**GIVEN DATA**
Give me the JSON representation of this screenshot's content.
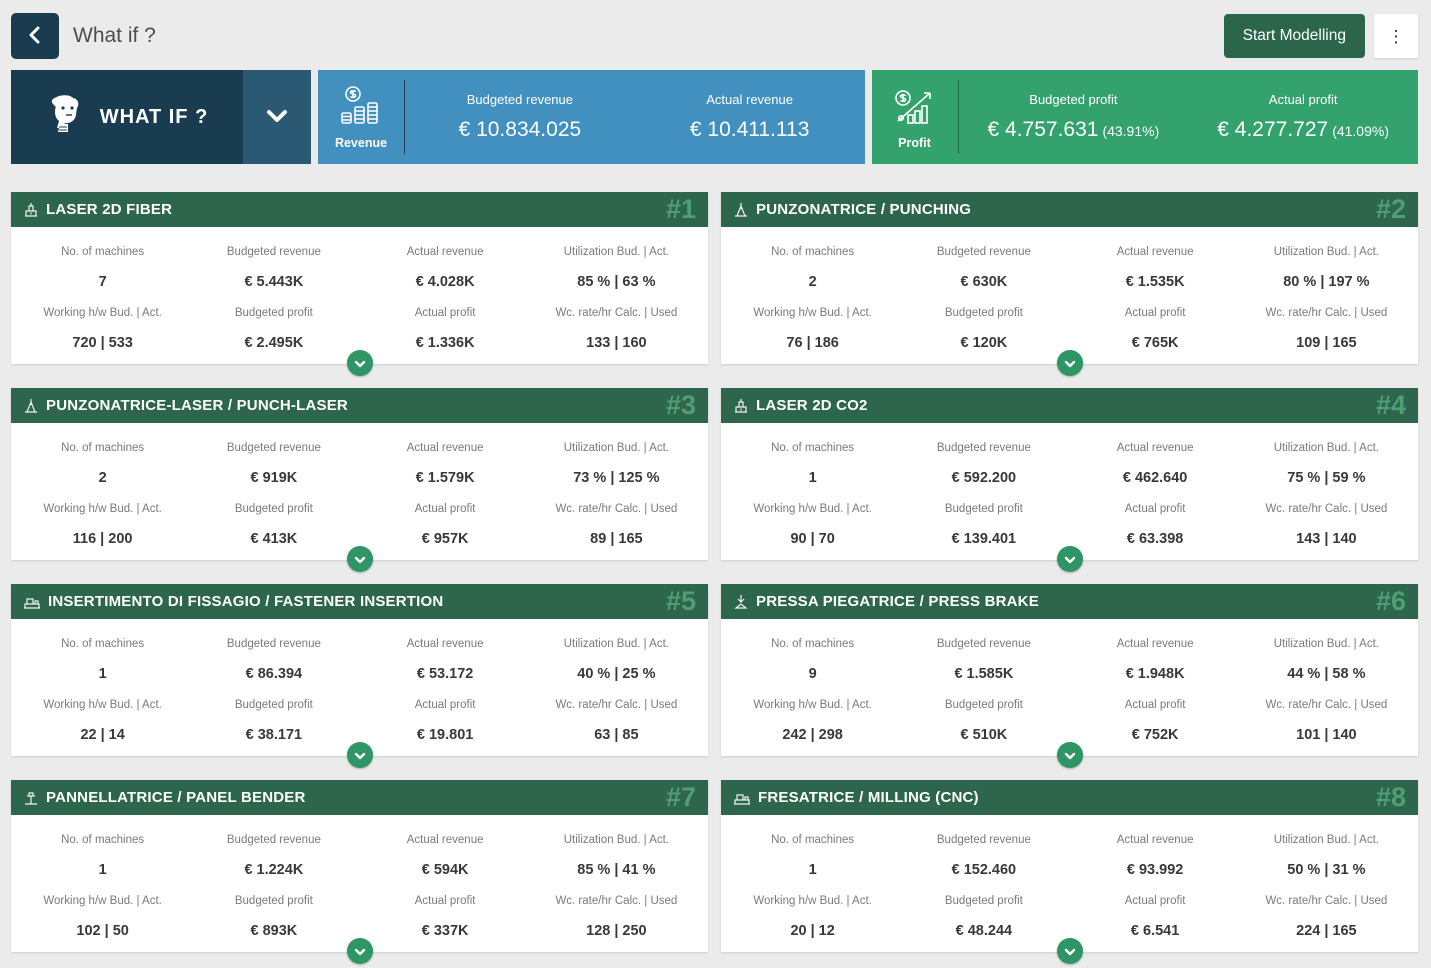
{
  "topbar": {
    "title": "What if ?",
    "start_modelling_label": "Start Modelling"
  },
  "summary": {
    "whatif": {
      "label": "WHAT IF ?"
    },
    "revenue": {
      "label": "Revenue",
      "metrics": [
        {
          "label": "Budgeted revenue",
          "value": "€ 10.834.025",
          "pct": ""
        },
        {
          "label": "Actual revenue",
          "value": "€ 10.411.113",
          "pct": ""
        }
      ]
    },
    "profit": {
      "label": "Profit",
      "metrics": [
        {
          "label": "Budgeted profit",
          "value": "€ 4.757.631",
          "pct": "(43.91%)"
        },
        {
          "label": "Actual profit",
          "value": "€ 4.277.727",
          "pct": "(41.09%)"
        }
      ]
    }
  },
  "card_labels": {
    "no_machines": "No. of machines",
    "budgeted_revenue": "Budgeted revenue",
    "actual_revenue": "Actual revenue",
    "utilization": "Utilization Bud. | Act.",
    "working_hw": "Working h/w Bud. | Act.",
    "budgeted_profit": "Budgeted profit",
    "actual_profit": "Actual profit",
    "wc_rate": "Wc. rate/hr Calc. | Used"
  },
  "cards": [
    {
      "rank": "#1",
      "title": "LASER 2D FIBER",
      "icon": "laser-2d-icon",
      "no_machines": "7",
      "budgeted_revenue": "€ 5.443K",
      "actual_revenue": "€ 4.028K",
      "utilization": "85 % | 63 %",
      "working_hw": "720 | 533",
      "budgeted_profit": "€ 2.495K",
      "actual_profit": "€ 1.336K",
      "wc_rate": "133 | 160"
    },
    {
      "rank": "#2",
      "title": "PUNZONATRICE / PUNCHING",
      "icon": "punching-icon",
      "no_machines": "2",
      "budgeted_revenue": "€ 630K",
      "actual_revenue": "€ 1.535K",
      "utilization": "80 % | 197 %",
      "working_hw": "76 | 186",
      "budgeted_profit": "€ 120K",
      "actual_profit": "€ 765K",
      "wc_rate": "109 | 165"
    },
    {
      "rank": "#3",
      "title": "PUNZONATRICE-LASER / PUNCH-LASER",
      "icon": "punch-laser-icon",
      "no_machines": "2",
      "budgeted_revenue": "€ 919K",
      "actual_revenue": "€ 1.579K",
      "utilization": "73 % | 125 %",
      "working_hw": "116 | 200",
      "budgeted_profit": "€ 413K",
      "actual_profit": "€ 957K",
      "wc_rate": "89 | 165"
    },
    {
      "rank": "#4",
      "title": "LASER 2D CO2",
      "icon": "laser-co2-icon",
      "no_machines": "1",
      "budgeted_revenue": "€ 592.200",
      "actual_revenue": "€ 462.640",
      "utilization": "75 % | 59 %",
      "working_hw": "90 | 70",
      "budgeted_profit": "€ 139.401",
      "actual_profit": "€ 63.398",
      "wc_rate": "143 | 140"
    },
    {
      "rank": "#5",
      "title": "INSERTIMENTO DI FISSAGIO / FASTENER INSERTION",
      "icon": "fastener-insertion-icon",
      "no_machines": "1",
      "budgeted_revenue": "€ 86.394",
      "actual_revenue": "€ 53.172",
      "utilization": "40 % | 25 %",
      "working_hw": "22 | 14",
      "budgeted_profit": "€ 38.171",
      "actual_profit": "€ 19.801",
      "wc_rate": "63 | 85"
    },
    {
      "rank": "#6",
      "title": "PRESSA PIEGATRICE / PRESS BRAKE",
      "icon": "press-brake-icon",
      "no_machines": "9",
      "budgeted_revenue": "€ 1.585K",
      "actual_revenue": "€ 1.948K",
      "utilization": "44 % | 58 %",
      "working_hw": "242 | 298",
      "budgeted_profit": "€ 510K",
      "actual_profit": "€ 752K",
      "wc_rate": "101 | 140"
    },
    {
      "rank": "#7",
      "title": "PANNELLATRICE / PANEL BENDER",
      "icon": "panel-bender-icon",
      "no_machines": "1",
      "budgeted_revenue": "€ 1.224K",
      "actual_revenue": "€ 594K",
      "utilization": "85 % | 41 %",
      "working_hw": "102 | 50",
      "budgeted_profit": "€ 893K",
      "actual_profit": "€ 337K",
      "wc_rate": "128 | 250"
    },
    {
      "rank": "#8",
      "title": "FRESATRICE / MILLING (CNC)",
      "icon": "milling-icon",
      "no_machines": "1",
      "budgeted_revenue": "€ 152.460",
      "actual_revenue": "€ 93.992",
      "utilization": "50 % | 31 %",
      "working_hw": "20 | 12",
      "budgeted_profit": "€ 48.244",
      "actual_profit": "€ 6.541",
      "wc_rate": "224 | 165"
    }
  ],
  "colors": {
    "page_bg": "#ebebeb",
    "navy": "#1a3c51",
    "navy_light": "#2b5873",
    "revenue_blue": "#4190bf",
    "profit_green": "#33a26c",
    "header_green": "#2d664c",
    "rank_green": "#4f9e74",
    "expand_green": "#2e9564",
    "button_green": "#2b664a"
  }
}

**GIVEN REQUEST**
Collect the lines of the records that include the string "PUNZONATRICE".

**WRITTEN RESPONSE**
      "title": "PUNZONATRICE / PUNCHING",
      "title": "PUNZONATRICE-LASER / PUNCH-LASER",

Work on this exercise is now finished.